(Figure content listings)
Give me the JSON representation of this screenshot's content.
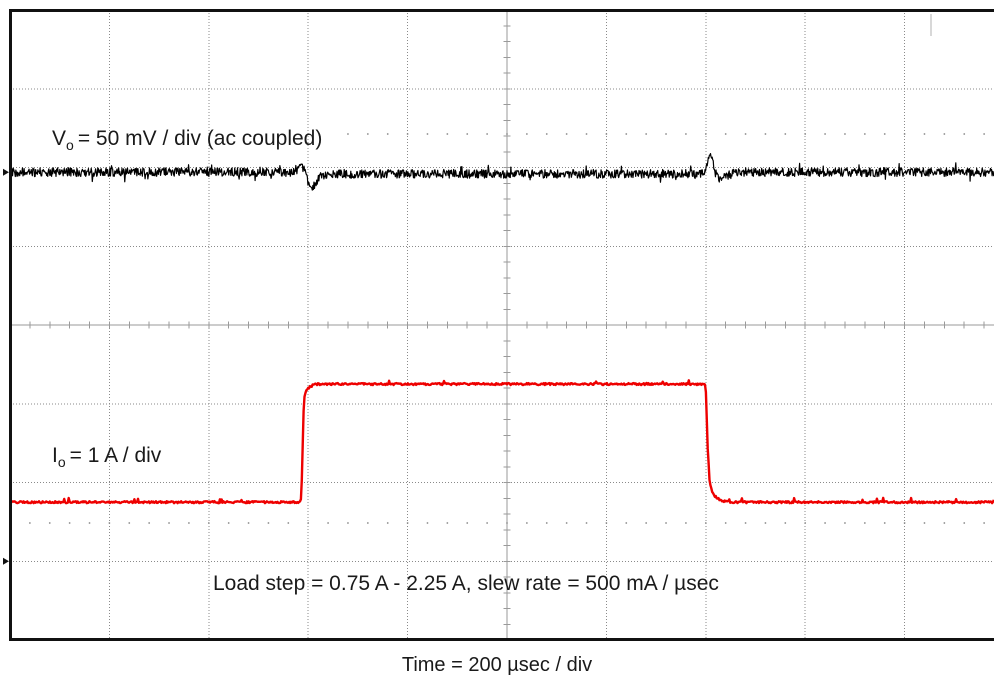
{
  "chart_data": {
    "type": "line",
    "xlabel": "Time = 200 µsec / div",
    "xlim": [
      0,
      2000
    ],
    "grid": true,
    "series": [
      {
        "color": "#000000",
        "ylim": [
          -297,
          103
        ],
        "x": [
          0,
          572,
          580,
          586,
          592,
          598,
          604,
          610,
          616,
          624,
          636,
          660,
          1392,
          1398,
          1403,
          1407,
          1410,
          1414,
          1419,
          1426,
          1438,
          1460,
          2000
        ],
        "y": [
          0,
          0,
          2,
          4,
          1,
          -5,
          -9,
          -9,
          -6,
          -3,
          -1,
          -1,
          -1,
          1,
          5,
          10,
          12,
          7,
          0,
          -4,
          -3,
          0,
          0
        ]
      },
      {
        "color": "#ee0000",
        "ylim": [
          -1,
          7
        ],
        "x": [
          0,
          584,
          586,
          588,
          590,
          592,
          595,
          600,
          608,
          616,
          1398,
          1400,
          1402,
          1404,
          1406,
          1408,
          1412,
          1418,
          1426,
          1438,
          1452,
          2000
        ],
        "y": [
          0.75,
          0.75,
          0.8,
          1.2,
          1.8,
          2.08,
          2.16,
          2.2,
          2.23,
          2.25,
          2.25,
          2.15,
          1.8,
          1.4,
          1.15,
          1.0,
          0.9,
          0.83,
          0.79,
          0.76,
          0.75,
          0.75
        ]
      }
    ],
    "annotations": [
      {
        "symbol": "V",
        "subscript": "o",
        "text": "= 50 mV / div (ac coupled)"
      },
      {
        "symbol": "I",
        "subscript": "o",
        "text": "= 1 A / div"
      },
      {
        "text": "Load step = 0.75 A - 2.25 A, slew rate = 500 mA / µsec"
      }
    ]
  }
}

→ INSTRUCTION
Your task is to repeat the material above exactly, without its pictures.

→ TASK SOLUTION
Give me the JSON representation of this screenshot's content.
{
  "chart_data": {
    "type": "line",
    "xlabel": "Time = 200 µsec / div",
    "xlim": [
      0,
      2000
    ],
    "grid": true,
    "series": [
      {
        "color": "#000000",
        "ylim": [
          -297,
          103
        ],
        "x": [
          0,
          572,
          580,
          586,
          592,
          598,
          604,
          610,
          616,
          624,
          636,
          660,
          1392,
          1398,
          1403,
          1407,
          1410,
          1414,
          1419,
          1426,
          1438,
          1460,
          2000
        ],
        "y": [
          0,
          0,
          2,
          4,
          1,
          -5,
          -9,
          -9,
          -6,
          -3,
          -1,
          -1,
          -1,
          1,
          5,
          10,
          12,
          7,
          0,
          -4,
          -3,
          0,
          0
        ]
      },
      {
        "color": "#ee0000",
        "ylim": [
          -1,
          7
        ],
        "x": [
          0,
          584,
          586,
          588,
          590,
          592,
          595,
          600,
          608,
          616,
          1398,
          1400,
          1402,
          1404,
          1406,
          1408,
          1412,
          1418,
          1426,
          1438,
          1452,
          2000
        ],
        "y": [
          0.75,
          0.75,
          0.8,
          1.2,
          1.8,
          2.08,
          2.16,
          2.2,
          2.23,
          2.25,
          2.25,
          2.15,
          1.8,
          1.4,
          1.15,
          1.0,
          0.9,
          0.83,
          0.79,
          0.76,
          0.75,
          0.75
        ]
      }
    ],
    "annotations": [
      {
        "symbol": "V",
        "subscript": "o",
        "text": "= 50 mV / div (ac coupled)"
      },
      {
        "symbol": "I",
        "subscript": "o",
        "text": "= 1 A / div"
      },
      {
        "text": "Load step = 0.75 A - 2.25 A, slew rate = 500 mA / µsec"
      }
    ]
  }
}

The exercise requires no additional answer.